AIM OF THE TASK ▸
Find every line in the entries below that contains the word "time", matching case exactly, and copy each of those lines.

Element location data
==============================

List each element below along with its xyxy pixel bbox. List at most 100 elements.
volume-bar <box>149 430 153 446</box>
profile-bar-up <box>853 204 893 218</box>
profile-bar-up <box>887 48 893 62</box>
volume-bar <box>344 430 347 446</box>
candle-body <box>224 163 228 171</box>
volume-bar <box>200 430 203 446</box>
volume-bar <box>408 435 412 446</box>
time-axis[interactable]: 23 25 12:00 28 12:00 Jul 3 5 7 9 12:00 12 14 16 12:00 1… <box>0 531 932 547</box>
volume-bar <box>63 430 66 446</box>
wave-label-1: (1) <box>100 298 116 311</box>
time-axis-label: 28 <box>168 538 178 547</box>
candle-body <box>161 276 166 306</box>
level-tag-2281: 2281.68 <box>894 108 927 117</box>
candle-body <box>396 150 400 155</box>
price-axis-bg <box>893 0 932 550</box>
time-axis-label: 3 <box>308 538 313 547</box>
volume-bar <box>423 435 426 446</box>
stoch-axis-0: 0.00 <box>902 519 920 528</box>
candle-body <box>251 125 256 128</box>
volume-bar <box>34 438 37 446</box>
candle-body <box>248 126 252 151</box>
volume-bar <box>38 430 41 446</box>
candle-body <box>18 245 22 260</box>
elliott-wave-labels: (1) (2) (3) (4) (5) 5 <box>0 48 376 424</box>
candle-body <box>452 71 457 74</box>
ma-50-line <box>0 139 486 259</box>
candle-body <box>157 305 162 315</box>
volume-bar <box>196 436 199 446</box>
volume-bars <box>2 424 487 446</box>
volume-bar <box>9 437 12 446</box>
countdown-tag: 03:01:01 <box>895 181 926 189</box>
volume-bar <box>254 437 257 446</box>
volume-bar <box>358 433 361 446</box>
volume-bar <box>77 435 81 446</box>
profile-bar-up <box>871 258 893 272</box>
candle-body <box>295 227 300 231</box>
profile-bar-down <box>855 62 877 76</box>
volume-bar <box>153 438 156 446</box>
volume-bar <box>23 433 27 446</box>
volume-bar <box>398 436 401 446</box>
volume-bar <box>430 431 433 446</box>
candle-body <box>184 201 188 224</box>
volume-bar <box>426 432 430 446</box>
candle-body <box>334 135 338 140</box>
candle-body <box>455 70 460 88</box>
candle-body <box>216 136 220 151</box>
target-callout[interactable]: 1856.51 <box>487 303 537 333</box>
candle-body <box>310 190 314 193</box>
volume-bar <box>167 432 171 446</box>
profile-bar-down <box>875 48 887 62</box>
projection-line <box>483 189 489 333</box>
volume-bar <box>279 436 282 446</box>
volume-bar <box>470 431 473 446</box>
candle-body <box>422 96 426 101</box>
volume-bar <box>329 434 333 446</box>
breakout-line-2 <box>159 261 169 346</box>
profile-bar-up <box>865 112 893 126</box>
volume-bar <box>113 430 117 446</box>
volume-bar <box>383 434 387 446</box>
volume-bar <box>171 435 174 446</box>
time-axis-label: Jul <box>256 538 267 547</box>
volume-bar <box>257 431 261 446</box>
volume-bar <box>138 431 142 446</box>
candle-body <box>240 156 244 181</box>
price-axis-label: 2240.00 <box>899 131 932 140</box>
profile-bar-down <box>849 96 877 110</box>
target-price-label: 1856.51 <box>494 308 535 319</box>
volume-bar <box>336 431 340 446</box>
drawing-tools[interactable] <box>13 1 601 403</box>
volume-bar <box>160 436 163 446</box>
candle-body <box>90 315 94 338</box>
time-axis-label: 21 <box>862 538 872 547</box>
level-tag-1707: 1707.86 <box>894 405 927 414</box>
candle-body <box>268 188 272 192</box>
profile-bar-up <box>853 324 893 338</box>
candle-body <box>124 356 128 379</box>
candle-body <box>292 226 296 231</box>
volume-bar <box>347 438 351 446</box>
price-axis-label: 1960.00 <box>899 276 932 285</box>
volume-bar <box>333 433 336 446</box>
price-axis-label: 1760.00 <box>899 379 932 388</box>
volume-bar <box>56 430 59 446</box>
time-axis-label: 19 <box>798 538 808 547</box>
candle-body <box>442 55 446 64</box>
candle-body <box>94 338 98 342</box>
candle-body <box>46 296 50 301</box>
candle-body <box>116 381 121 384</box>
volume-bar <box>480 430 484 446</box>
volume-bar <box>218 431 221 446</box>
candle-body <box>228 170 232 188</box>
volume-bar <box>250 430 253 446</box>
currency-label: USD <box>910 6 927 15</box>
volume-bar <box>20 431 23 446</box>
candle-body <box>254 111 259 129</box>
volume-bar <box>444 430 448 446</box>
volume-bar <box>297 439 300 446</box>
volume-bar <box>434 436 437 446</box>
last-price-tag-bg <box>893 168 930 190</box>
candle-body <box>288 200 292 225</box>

==============================

FINISHED EXERCISE ▸
time-axis[interactable]: 23 25 12:00 28 12:00 Jul 3 5 7 9 12:00 12 14 16 12:00 1… <box>0 531 932 547</box>
time-axis-label: 28 <box>168 538 178 547</box>
time-axis-label: 3 <box>308 538 313 547</box>
time-axis-label: Jul <box>256 538 267 547</box>
time-axis-label: 21 <box>862 538 872 547</box>
time-axis-label: 19 <box>798 538 808 547</box>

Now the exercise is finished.